**Source material**
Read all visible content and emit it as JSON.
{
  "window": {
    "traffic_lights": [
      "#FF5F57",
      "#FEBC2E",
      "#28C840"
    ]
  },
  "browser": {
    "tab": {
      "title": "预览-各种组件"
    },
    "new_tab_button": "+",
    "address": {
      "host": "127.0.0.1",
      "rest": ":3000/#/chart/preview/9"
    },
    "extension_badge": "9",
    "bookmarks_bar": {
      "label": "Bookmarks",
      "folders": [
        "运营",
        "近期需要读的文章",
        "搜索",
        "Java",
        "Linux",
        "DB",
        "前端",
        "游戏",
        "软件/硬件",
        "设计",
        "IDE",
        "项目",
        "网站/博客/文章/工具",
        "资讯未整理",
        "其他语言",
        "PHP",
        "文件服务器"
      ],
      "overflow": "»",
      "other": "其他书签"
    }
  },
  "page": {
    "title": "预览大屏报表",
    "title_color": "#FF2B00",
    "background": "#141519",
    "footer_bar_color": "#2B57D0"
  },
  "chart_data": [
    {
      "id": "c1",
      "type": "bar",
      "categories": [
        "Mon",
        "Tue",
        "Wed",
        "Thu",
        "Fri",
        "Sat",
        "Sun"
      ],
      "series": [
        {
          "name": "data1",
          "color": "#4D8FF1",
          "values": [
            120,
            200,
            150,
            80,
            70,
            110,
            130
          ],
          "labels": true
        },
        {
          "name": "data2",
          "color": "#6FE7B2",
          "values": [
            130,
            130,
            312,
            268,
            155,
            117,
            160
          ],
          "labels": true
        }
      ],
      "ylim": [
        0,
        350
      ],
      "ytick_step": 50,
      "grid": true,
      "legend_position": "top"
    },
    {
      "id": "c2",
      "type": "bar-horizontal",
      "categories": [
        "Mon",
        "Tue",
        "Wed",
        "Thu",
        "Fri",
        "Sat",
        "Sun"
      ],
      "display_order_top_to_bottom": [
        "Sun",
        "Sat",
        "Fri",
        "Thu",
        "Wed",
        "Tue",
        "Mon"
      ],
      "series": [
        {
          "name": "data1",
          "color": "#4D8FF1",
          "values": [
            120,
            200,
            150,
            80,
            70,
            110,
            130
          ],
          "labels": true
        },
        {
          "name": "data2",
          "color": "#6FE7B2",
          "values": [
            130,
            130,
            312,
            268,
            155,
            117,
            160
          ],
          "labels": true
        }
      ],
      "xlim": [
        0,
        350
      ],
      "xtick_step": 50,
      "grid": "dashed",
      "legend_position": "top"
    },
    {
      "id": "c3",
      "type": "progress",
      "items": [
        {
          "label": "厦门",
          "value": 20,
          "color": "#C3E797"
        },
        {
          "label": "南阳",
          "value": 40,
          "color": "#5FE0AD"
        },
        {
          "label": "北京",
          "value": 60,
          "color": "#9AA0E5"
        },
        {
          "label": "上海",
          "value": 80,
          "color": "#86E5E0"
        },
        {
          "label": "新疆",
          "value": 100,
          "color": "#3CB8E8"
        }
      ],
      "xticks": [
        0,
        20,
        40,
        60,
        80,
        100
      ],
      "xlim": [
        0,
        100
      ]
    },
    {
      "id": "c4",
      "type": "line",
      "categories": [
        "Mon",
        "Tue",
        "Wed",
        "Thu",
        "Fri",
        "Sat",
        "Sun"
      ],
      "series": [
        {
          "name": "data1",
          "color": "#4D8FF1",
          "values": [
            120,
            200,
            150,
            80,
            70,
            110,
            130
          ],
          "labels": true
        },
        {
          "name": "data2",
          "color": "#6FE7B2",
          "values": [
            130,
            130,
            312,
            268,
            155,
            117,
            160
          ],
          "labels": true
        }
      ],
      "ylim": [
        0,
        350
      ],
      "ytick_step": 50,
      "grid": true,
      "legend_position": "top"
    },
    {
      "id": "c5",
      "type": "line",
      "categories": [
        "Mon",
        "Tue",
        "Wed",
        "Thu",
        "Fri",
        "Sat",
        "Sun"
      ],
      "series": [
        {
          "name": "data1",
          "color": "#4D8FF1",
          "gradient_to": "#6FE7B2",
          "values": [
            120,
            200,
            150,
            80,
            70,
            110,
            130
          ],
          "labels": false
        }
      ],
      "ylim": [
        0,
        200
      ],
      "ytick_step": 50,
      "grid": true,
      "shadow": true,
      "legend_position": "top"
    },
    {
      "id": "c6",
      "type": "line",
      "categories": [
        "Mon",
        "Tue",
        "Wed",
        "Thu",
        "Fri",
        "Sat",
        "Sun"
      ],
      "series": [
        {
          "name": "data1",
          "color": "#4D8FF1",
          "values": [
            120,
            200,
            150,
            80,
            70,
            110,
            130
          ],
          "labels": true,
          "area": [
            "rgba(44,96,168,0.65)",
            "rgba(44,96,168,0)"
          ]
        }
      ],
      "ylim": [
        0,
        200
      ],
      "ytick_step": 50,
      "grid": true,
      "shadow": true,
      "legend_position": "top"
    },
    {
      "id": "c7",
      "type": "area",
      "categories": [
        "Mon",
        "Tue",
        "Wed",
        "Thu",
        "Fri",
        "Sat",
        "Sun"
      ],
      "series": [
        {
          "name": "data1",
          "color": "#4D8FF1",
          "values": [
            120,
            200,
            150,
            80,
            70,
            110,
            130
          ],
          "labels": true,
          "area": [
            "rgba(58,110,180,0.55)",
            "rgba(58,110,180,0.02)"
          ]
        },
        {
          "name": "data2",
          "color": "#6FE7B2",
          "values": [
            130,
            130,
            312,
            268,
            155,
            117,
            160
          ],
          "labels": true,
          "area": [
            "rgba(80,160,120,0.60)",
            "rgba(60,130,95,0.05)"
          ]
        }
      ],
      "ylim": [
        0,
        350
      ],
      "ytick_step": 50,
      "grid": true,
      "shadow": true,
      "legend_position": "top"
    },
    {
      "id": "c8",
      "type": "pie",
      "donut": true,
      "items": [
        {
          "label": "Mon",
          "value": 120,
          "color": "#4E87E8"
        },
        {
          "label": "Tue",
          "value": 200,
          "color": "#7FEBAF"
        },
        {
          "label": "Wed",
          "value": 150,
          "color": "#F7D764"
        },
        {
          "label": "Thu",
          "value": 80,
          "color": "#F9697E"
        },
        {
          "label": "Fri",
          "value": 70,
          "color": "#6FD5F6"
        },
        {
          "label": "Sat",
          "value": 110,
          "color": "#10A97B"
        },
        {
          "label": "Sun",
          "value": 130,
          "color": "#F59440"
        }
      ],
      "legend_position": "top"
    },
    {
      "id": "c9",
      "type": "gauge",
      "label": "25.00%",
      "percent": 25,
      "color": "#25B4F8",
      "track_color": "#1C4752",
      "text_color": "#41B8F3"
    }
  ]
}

**Given request**
Repeat the whole listing exactly, keeping every line intact.

**Answer to the task**
Read all visible content and emit it as JSON.
{
  "window": {
    "traffic_lights": [
      "#FF5F57",
      "#FEBC2E",
      "#28C840"
    ]
  },
  "browser": {
    "tab": {
      "title": "预览-各种组件"
    },
    "new_tab_button": "+",
    "address": {
      "host": "127.0.0.1",
      "rest": ":3000/#/chart/preview/9"
    },
    "extension_badge": "9",
    "bookmarks_bar": {
      "label": "Bookmarks",
      "folders": [
        "运营",
        "近期需要读的文章",
        "搜索",
        "Java",
        "Linux",
        "DB",
        "前端",
        "游戏",
        "软件/硬件",
        "设计",
        "IDE",
        "项目",
        "网站/博客/文章/工具",
        "资讯未整理",
        "其他语言",
        "PHP",
        "文件服务器"
      ],
      "overflow": "»",
      "other": "其他书签"
    }
  },
  "page": {
    "title": "预览大屏报表",
    "title_color": "#FF2B00",
    "background": "#141519",
    "footer_bar_color": "#2B57D0"
  },
  "chart_data": [
    {
      "id": "c1",
      "type": "bar",
      "categories": [
        "Mon",
        "Tue",
        "Wed",
        "Thu",
        "Fri",
        "Sat",
        "Sun"
      ],
      "series": [
        {
          "name": "data1",
          "color": "#4D8FF1",
          "values": [
            120,
            200,
            150,
            80,
            70,
            110,
            130
          ],
          "labels": true
        },
        {
          "name": "data2",
          "color": "#6FE7B2",
          "values": [
            130,
            130,
            312,
            268,
            155,
            117,
            160
          ],
          "labels": true
        }
      ],
      "ylim": [
        0,
        350
      ],
      "ytick_step": 50,
      "grid": true,
      "legend_position": "top"
    },
    {
      "id": "c2",
      "type": "bar-horizontal",
      "categories": [
        "Mon",
        "Tue",
        "Wed",
        "Thu",
        "Fri",
        "Sat",
        "Sun"
      ],
      "display_order_top_to_bottom": [
        "Sun",
        "Sat",
        "Fri",
        "Thu",
        "Wed",
        "Tue",
        "Mon"
      ],
      "series": [
        {
          "name": "data1",
          "color": "#4D8FF1",
          "values": [
            120,
            200,
            150,
            80,
            70,
            110,
            130
          ],
          "labels": true
        },
        {
          "name": "data2",
          "color": "#6FE7B2",
          "values": [
            130,
            130,
            312,
            268,
            155,
            117,
            160
          ],
          "labels": true
        }
      ],
      "xlim": [
        0,
        350
      ],
      "xtick_step": 50,
      "grid": "dashed",
      "legend_position": "top"
    },
    {
      "id": "c3",
      "type": "progress",
      "items": [
        {
          "label": "厦门",
          "value": 20,
          "color": "#C3E797"
        },
        {
          "label": "南阳",
          "value": 40,
          "color": "#5FE0AD"
        },
        {
          "label": "北京",
          "value": 60,
          "color": "#9AA0E5"
        },
        {
          "label": "上海",
          "value": 80,
          "color": "#86E5E0"
        },
        {
          "label": "新疆",
          "value": 100,
          "color": "#3CB8E8"
        }
      ],
      "xticks": [
        0,
        20,
        40,
        60,
        80,
        100
      ],
      "xlim": [
        0,
        100
      ]
    },
    {
      "id": "c4",
      "type": "line",
      "categories": [
        "Mon",
        "Tue",
        "Wed",
        "Thu",
        "Fri",
        "Sat",
        "Sun"
      ],
      "series": [
        {
          "name": "data1",
          "color": "#4D8FF1",
          "values": [
            120,
            200,
            150,
            80,
            70,
            110,
            130
          ],
          "labels": true
        },
        {
          "name": "data2",
          "color": "#6FE7B2",
          "values": [
            130,
            130,
            312,
            268,
            155,
            117,
            160
          ],
          "labels": true
        }
      ],
      "ylim": [
        0,
        350
      ],
      "ytick_step": 50,
      "grid": true,
      "legend_position": "top"
    },
    {
      "id": "c5",
      "type": "line",
      "categories": [
        "Mon",
        "Tue",
        "Wed",
        "Thu",
        "Fri",
        "Sat",
        "Sun"
      ],
      "series": [
        {
          "name": "data1",
          "color": "#4D8FF1",
          "gradient_to": "#6FE7B2",
          "values": [
            120,
            200,
            150,
            80,
            70,
            110,
            130
          ],
          "labels": false
        }
      ],
      "ylim": [
        0,
        200
      ],
      "ytick_step": 50,
      "grid": true,
      "shadow": true,
      "legend_position": "top"
    },
    {
      "id": "c6",
      "type": "line",
      "categories": [
        "Mon",
        "Tue",
        "Wed",
        "Thu",
        "Fri",
        "Sat",
        "Sun"
      ],
      "series": [
        {
          "name": "data1",
          "color": "#4D8FF1",
          "values": [
            120,
            200,
            150,
            80,
            70,
            110,
            130
          ],
          "labels": true,
          "area": [
            "rgba(44,96,168,0.65)",
            "rgba(44,96,168,0)"
          ]
        }
      ],
      "ylim": [
        0,
        200
      ],
      "ytick_step": 50,
      "grid": true,
      "shadow": true,
      "legend_position": "top"
    },
    {
      "id": "c7",
      "type": "area",
      "categories": [
        "Mon",
        "Tue",
        "Wed",
        "Thu",
        "Fri",
        "Sat",
        "Sun"
      ],
      "series": [
        {
          "name": "data1",
          "color": "#4D8FF1",
          "values": [
            120,
            200,
            150,
            80,
            70,
            110,
            130
          ],
          "labels": true,
          "area": [
            "rgba(58,110,180,0.55)",
            "rgba(58,110,180,0.02)"
          ]
        },
        {
          "name": "data2",
          "color": "#6FE7B2",
          "values": [
            130,
            130,
            312,
            268,
            155,
            117,
            160
          ],
          "labels": true,
          "area": [
            "rgba(80,160,120,0.60)",
            "rgba(60,130,95,0.05)"
          ]
        }
      ],
      "ylim": [
        0,
        350
      ],
      "ytick_step": 50,
      "grid": true,
      "shadow": true,
      "legend_position": "top"
    },
    {
      "id": "c8",
      "type": "pie",
      "donut": true,
      "items": [
        {
          "label": "Mon",
          "value": 120,
          "color": "#4E87E8"
        },
        {
          "label": "Tue",
          "value": 200,
          "color": "#7FEBAF"
        },
        {
          "label": "Wed",
          "value": 150,
          "color": "#F7D764"
        },
        {
          "label": "Thu",
          "value": 80,
          "color": "#F9697E"
        },
        {
          "label": "Fri",
          "value": 70,
          "color": "#6FD5F6"
        },
        {
          "label": "Sat",
          "value": 110,
          "color": "#10A97B"
        },
        {
          "label": "Sun",
          "value": 130,
          "color": "#F59440"
        }
      ],
      "legend_position": "top"
    },
    {
      "id": "c9",
      "type": "gauge",
      "label": "25.00%",
      "percent": 25,
      "color": "#25B4F8",
      "track_color": "#1C4752",
      "text_color": "#41B8F3"
    }
  ]
}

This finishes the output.